Exercise instructions
Reproduce every entry exactly and leave its pictures out.

Input material
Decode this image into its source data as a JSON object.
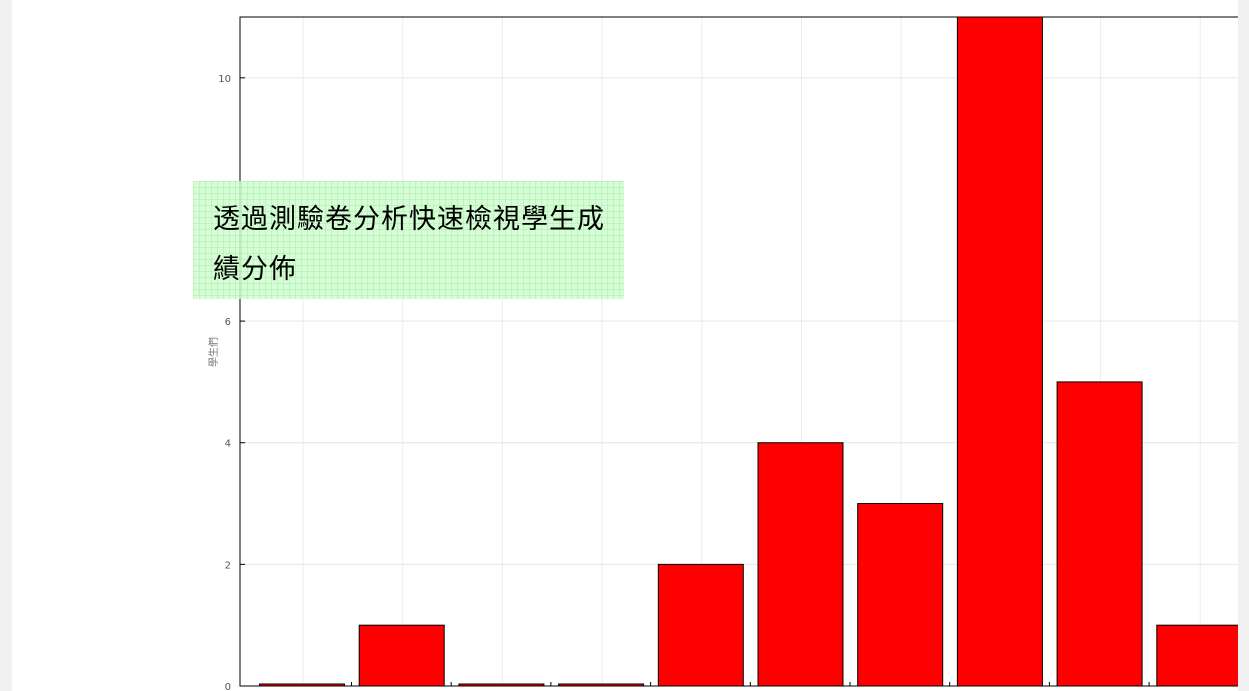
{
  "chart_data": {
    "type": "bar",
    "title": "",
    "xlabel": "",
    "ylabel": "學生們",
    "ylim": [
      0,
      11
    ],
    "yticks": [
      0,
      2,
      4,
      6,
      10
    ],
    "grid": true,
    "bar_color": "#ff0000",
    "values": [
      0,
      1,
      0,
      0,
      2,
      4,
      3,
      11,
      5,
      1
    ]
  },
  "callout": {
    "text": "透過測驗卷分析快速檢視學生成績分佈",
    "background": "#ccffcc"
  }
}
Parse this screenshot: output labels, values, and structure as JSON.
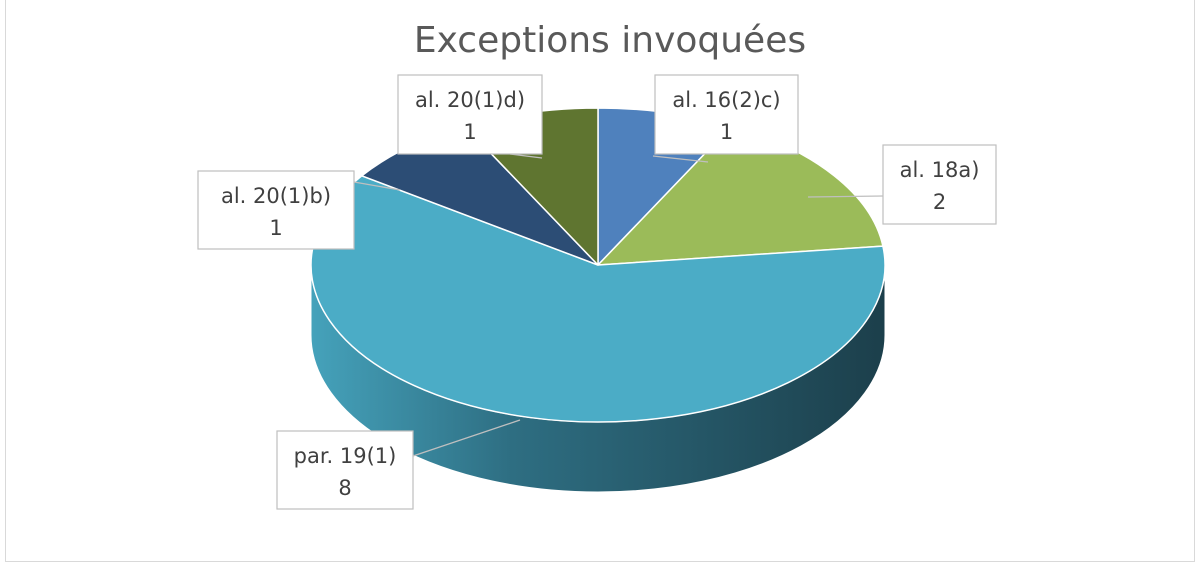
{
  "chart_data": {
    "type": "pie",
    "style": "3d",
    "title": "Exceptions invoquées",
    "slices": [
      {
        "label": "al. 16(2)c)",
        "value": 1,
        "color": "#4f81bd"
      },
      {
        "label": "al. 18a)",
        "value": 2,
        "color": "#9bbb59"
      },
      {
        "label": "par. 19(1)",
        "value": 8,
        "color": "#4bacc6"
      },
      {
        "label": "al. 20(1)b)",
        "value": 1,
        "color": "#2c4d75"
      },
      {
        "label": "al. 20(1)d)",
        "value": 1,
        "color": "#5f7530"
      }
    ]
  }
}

Solution
Decode this image into its source data as a JSON object.
{
  "chart_data": {
    "type": "bar",
    "title": "",
    "xlabel": "",
    "ylabel": "學生們",
    "ylim": [
      0,
      11
    ],
    "yticks": [
      0,
      2,
      4,
      6,
      10
    ],
    "grid": true,
    "bar_color": "#ff0000",
    "values": [
      0,
      1,
      0,
      0,
      2,
      4,
      3,
      11,
      5,
      1
    ]
  },
  "callout": {
    "text": "透過測驗卷分析快速檢視學生成績分佈",
    "background": "#ccffcc"
  }
}
Parse this screenshot: output labels, values, and structure as JSON.
{
  "chart_data": {
    "type": "pie",
    "style": "3d",
    "title": "Exceptions invoquées",
    "slices": [
      {
        "label": "al. 16(2)c)",
        "value": 1,
        "color": "#4f81bd"
      },
      {
        "label": "al. 18a)",
        "value": 2,
        "color": "#9bbb59"
      },
      {
        "label": "par. 19(1)",
        "value": 8,
        "color": "#4bacc6"
      },
      {
        "label": "al. 20(1)b)",
        "value": 1,
        "color": "#2c4d75"
      },
      {
        "label": "al. 20(1)d)",
        "value": 1,
        "color": "#5f7530"
      }
    ]
  }
}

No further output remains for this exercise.